## LISTED RECORDS
* * * * * * *

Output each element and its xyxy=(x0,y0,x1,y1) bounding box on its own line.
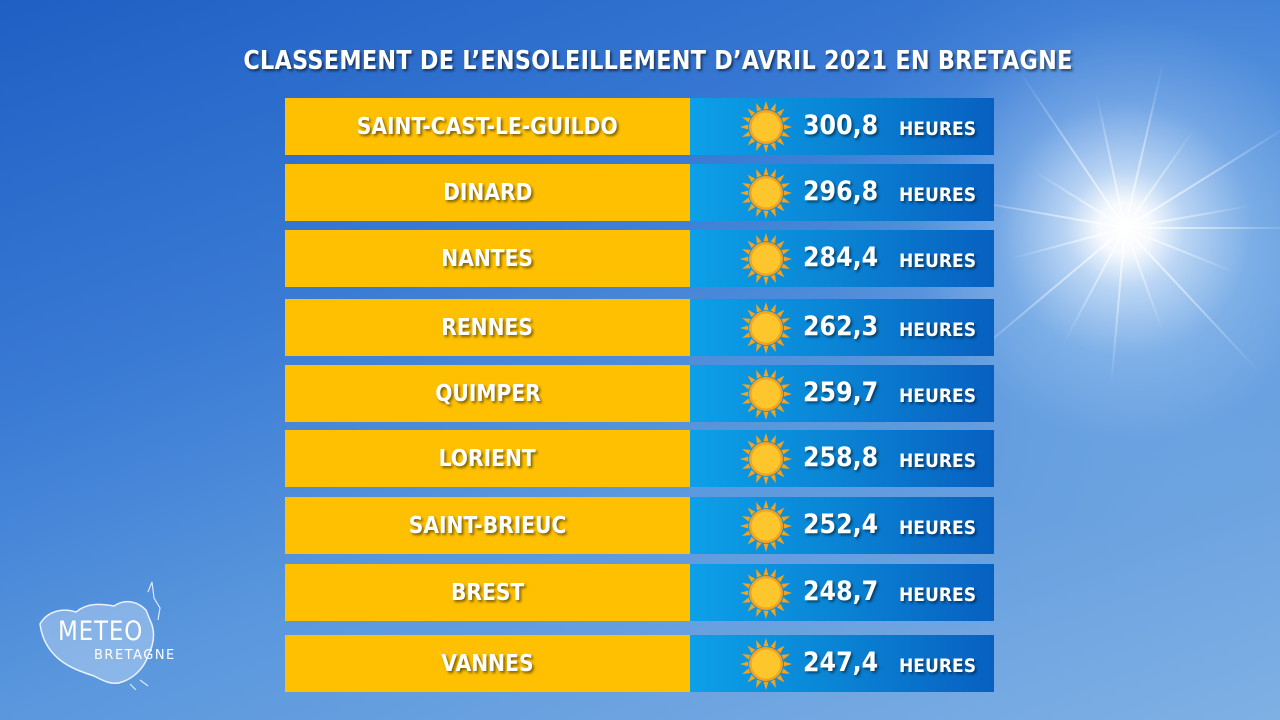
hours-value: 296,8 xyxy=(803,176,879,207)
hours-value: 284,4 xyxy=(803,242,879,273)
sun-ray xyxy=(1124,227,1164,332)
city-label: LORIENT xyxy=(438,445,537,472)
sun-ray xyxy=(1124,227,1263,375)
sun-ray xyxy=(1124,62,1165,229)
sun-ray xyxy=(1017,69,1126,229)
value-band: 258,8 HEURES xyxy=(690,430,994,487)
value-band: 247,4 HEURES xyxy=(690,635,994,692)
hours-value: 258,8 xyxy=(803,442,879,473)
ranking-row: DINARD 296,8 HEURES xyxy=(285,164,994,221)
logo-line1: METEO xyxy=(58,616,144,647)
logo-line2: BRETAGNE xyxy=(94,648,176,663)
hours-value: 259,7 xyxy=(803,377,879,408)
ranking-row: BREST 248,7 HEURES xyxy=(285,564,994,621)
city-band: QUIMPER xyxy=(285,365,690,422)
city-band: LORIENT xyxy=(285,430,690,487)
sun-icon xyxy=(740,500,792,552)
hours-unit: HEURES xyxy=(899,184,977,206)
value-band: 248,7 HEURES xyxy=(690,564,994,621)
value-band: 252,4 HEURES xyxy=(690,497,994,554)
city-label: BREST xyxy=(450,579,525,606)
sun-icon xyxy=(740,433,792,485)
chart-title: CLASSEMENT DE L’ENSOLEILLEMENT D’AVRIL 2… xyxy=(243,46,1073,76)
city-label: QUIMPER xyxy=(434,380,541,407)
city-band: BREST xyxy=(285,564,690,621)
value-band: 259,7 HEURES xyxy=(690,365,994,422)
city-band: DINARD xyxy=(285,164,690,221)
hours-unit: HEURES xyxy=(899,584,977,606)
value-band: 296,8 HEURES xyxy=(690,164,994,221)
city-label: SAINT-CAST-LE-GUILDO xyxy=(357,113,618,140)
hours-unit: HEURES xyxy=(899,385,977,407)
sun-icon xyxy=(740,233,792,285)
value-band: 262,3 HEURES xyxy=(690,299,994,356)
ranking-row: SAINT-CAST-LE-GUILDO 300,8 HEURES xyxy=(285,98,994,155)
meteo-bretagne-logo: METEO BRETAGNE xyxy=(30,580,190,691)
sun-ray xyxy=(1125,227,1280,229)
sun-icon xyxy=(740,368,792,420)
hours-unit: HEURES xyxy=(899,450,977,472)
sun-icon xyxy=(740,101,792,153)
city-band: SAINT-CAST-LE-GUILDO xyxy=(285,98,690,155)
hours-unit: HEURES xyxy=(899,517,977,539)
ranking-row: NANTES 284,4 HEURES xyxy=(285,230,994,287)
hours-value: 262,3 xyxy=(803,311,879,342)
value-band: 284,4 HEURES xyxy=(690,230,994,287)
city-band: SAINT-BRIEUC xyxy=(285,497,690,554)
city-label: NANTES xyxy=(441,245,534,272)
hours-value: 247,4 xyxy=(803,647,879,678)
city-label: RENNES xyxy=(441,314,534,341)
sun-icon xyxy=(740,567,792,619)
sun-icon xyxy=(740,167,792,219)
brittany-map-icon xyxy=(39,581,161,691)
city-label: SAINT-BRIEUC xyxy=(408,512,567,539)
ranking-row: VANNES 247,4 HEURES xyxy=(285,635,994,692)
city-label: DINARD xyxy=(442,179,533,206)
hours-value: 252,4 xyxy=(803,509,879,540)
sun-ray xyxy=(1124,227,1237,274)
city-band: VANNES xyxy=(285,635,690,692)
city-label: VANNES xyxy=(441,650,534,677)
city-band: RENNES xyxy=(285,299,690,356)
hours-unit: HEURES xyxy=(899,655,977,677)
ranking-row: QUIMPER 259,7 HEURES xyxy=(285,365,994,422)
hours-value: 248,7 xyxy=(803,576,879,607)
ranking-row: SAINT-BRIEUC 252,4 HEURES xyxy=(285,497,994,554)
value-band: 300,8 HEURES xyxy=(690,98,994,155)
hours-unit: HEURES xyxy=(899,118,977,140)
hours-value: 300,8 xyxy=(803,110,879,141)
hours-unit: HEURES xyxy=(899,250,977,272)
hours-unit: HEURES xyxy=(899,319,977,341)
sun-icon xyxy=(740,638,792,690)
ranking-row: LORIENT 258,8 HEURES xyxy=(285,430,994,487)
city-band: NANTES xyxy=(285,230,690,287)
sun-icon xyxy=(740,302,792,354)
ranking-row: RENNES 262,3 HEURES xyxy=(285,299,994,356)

* * * * * * *

Rewrite every line of the records above with "HEURES" changed to "HOURS" and everything else kept the same. Omit the pictures.

## ANSWER FOR THIS EXERCISE
Output each element and its xyxy=(x0,y0,x1,y1) bounding box on its own line.
hours-value: 296,8 xyxy=(803,176,879,207)
hours-value: 284,4 xyxy=(803,242,879,273)
sun-ray xyxy=(1124,227,1164,332)
city-label: LORIENT xyxy=(438,445,537,472)
sun-ray xyxy=(1124,227,1263,375)
sun-ray xyxy=(1124,62,1165,229)
sun-ray xyxy=(1017,69,1126,229)
value-band: 258,8 HOURS xyxy=(690,430,994,487)
value-band: 247,4 HOURS xyxy=(690,635,994,692)
hours-value: 258,8 xyxy=(803,442,879,473)
ranking-row: DINARD 296,8 HOURS xyxy=(285,164,994,221)
logo-line1: METEO xyxy=(58,616,144,647)
logo-line2: BRETAGNE xyxy=(94,648,176,663)
hours-value: 259,7 xyxy=(803,377,879,408)
ranking-row: BREST 248,7 HOURS xyxy=(285,564,994,621)
city-band: QUIMPER xyxy=(285,365,690,422)
city-band: LORIENT xyxy=(285,430,690,487)
sun-icon xyxy=(740,500,792,552)
hours-unit: HOURS xyxy=(899,184,977,206)
value-band: 248,7 HOURS xyxy=(690,564,994,621)
value-band: 252,4 HOURS xyxy=(690,497,994,554)
city-label: BREST xyxy=(450,579,525,606)
sun-icon xyxy=(740,433,792,485)
chart-title: CLASSEMENT DE L’ENSOLEILLEMENT D’AVRIL 2… xyxy=(243,46,1073,76)
city-label: QUIMPER xyxy=(434,380,541,407)
city-band: BREST xyxy=(285,564,690,621)
value-band: 259,7 HOURS xyxy=(690,365,994,422)
city-band: DINARD xyxy=(285,164,690,221)
hours-unit: HOURS xyxy=(899,584,977,606)
value-band: 296,8 HOURS xyxy=(690,164,994,221)
city-label: SAINT-CAST-LE-GUILDO xyxy=(357,113,618,140)
hours-unit: HOURS xyxy=(899,385,977,407)
sun-icon xyxy=(740,233,792,285)
value-band: 262,3 HOURS xyxy=(690,299,994,356)
ranking-row: SAINT-CAST-LE-GUILDO 300,8 HOURS xyxy=(285,98,994,155)
meteo-bretagne-logo: METEO BRETAGNE xyxy=(30,580,190,691)
sun-ray xyxy=(1125,227,1280,229)
sun-icon xyxy=(740,368,792,420)
hours-unit: HOURS xyxy=(899,450,977,472)
sun-icon xyxy=(740,101,792,153)
city-band: SAINT-CAST-LE-GUILDO xyxy=(285,98,690,155)
hours-unit: HOURS xyxy=(899,517,977,539)
ranking-row: NANTES 284,4 HOURS xyxy=(285,230,994,287)
hours-value: 262,3 xyxy=(803,311,879,342)
value-band: 284,4 HOURS xyxy=(690,230,994,287)
city-band: SAINT-BRIEUC xyxy=(285,497,690,554)
city-label: NANTES xyxy=(441,245,534,272)
hours-value: 247,4 xyxy=(803,647,879,678)
city-label: RENNES xyxy=(441,314,534,341)
sun-icon xyxy=(740,567,792,619)
sun-icon xyxy=(740,167,792,219)
brittany-map-icon xyxy=(39,581,161,691)
city-label: SAINT-BRIEUC xyxy=(408,512,567,539)
ranking-row: VANNES 247,4 HOURS xyxy=(285,635,994,692)
city-label: DINARD xyxy=(442,179,533,206)
hours-value: 252,4 xyxy=(803,509,879,540)
sun-ray xyxy=(1124,227,1237,274)
city-band: VANNES xyxy=(285,635,690,692)
city-label: VANNES xyxy=(441,650,534,677)
city-band: RENNES xyxy=(285,299,690,356)
hours-unit: HOURS xyxy=(899,655,977,677)
ranking-row: QUIMPER 259,7 HOURS xyxy=(285,365,994,422)
hours-value: 248,7 xyxy=(803,576,879,607)
ranking-row: SAINT-BRIEUC 252,4 HOURS xyxy=(285,497,994,554)
value-band: 300,8 HOURS xyxy=(690,98,994,155)
hours-unit: HOURS xyxy=(899,118,977,140)
hours-value: 300,8 xyxy=(803,110,879,141)
hours-unit: HOURS xyxy=(899,250,977,272)
hours-unit: HOURS xyxy=(899,319,977,341)
sun-icon xyxy=(740,638,792,690)
ranking-row: LORIENT 258,8 HOURS xyxy=(285,430,994,487)
city-band: NANTES xyxy=(285,230,690,287)
sun-icon xyxy=(740,302,792,354)
ranking-row: RENNES 262,3 HOURS xyxy=(285,299,994,356)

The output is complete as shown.